### WHAT THE TASK ASKS:
Render the items as a Markdown table with a Row column for the running number and an Entry column for the line, beginning at the line that contains "x-axis-label: Frequency (mHz) xyxy=(320,386,401,398)" and stopping after the line that contains "x-tick-label: 1.6 xyxy=(109,374,123,385)". Leave out blank lines.

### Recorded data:
+-------+

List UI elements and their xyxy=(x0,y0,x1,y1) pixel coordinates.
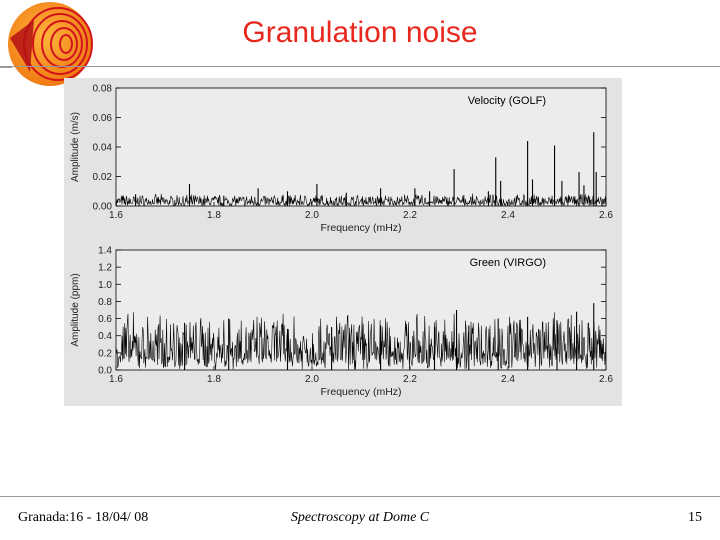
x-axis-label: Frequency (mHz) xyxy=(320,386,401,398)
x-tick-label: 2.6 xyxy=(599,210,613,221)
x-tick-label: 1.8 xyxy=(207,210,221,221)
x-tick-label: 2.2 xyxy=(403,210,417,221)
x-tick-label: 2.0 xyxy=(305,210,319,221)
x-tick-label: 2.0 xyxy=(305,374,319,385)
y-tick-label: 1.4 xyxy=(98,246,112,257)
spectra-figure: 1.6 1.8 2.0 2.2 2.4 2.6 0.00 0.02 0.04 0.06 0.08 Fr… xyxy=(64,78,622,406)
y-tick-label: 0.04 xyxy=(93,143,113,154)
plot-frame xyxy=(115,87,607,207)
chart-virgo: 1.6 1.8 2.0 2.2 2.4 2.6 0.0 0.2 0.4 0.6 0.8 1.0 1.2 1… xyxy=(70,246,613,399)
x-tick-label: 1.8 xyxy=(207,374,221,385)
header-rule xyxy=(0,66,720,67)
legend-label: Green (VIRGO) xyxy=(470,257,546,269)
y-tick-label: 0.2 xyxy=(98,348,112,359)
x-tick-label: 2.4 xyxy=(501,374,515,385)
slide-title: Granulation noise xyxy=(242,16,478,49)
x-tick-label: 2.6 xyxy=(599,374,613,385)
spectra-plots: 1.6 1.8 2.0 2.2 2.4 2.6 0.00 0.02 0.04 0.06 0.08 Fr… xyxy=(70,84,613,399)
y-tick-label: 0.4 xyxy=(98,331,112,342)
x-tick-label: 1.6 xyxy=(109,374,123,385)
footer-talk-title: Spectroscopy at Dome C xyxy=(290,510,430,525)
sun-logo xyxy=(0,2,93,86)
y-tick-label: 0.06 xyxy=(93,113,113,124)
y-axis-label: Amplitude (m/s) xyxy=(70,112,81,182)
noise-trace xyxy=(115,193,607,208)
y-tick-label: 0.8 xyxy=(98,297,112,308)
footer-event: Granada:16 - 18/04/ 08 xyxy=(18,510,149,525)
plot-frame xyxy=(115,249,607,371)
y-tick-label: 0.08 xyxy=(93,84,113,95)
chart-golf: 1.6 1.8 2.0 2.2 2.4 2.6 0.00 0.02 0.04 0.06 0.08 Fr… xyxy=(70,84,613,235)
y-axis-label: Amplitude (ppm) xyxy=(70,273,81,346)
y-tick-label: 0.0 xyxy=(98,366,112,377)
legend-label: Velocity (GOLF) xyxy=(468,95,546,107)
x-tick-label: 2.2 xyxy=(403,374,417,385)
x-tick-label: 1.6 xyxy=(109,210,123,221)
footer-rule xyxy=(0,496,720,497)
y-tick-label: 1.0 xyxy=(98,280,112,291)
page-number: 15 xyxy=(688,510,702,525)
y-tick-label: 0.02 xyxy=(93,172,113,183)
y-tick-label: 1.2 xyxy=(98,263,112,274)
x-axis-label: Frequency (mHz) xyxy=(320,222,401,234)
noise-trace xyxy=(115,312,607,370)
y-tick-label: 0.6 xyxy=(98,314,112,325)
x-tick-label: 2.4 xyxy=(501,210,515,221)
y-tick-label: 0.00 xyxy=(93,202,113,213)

+-------+

### RIGHT ANSWER:
| Row | Entry |
|---|---|
| 1 | x-axis-label: Frequency (mHz) xyxy=(320,386,401,398) |
| 2 | x-tick-label: 2.6 xyxy=(599,210,613,221) |
| 3 | x-tick-label: 1.8 xyxy=(207,210,221,221) |
| 4 | x-tick-label: 2.2 xyxy=(403,210,417,221) |
| 5 | x-tick-label: 2.0 xyxy=(305,210,319,221) |
| 6 | x-tick-label: 2.0 xyxy=(305,374,319,385) |
| 7 | y-tick-label: 1.4 xyxy=(98,246,112,257) |
| 8 | spectra-figure: 1.6 1.8 2.0 2.2 2.4 2.6 0.00 0.02 0.04 0.06 0.08 Fr… xyxy=(64,78,622,406) |
| 9 | y-tick-label: 0.04 xyxy=(93,143,113,154) |
| 10 | plot-frame xyxy=(115,87,607,207) |
| 11 | chart-virgo: 1.6 1.8 2.0 2.2 2.4 2.6 0.0 0.2 0.4 0.6 0.8 1.0 1.2 1… xyxy=(70,246,613,399) |
| 12 | x-tick-label: 1.8 xyxy=(207,374,221,385) |
| 13 | header-rule xyxy=(0,66,720,67) |
| 14 | legend-label: Green (VIRGO) xyxy=(470,257,546,269) |
| 15 | y-tick-label: 0.2 xyxy=(98,348,112,359) |
| 16 | x-tick-label: 2.4 xyxy=(501,374,515,385) |
| 17 | slide-title: Granulation noise xyxy=(242,16,478,49) |
| 18 | x-tick-label: 2.6 xyxy=(599,374,613,385) |
| 19 | spectra-plots: 1.6 1.8 2.0 2.2 2.4 2.6 0.00 0.02 0.04 0.06 0.08 Fr… xyxy=(70,84,613,399) |
| 20 | y-tick-label: 0.4 xyxy=(98,331,112,342) |
| 21 | x-tick-label: 1.6 xyxy=(109,374,123,385) |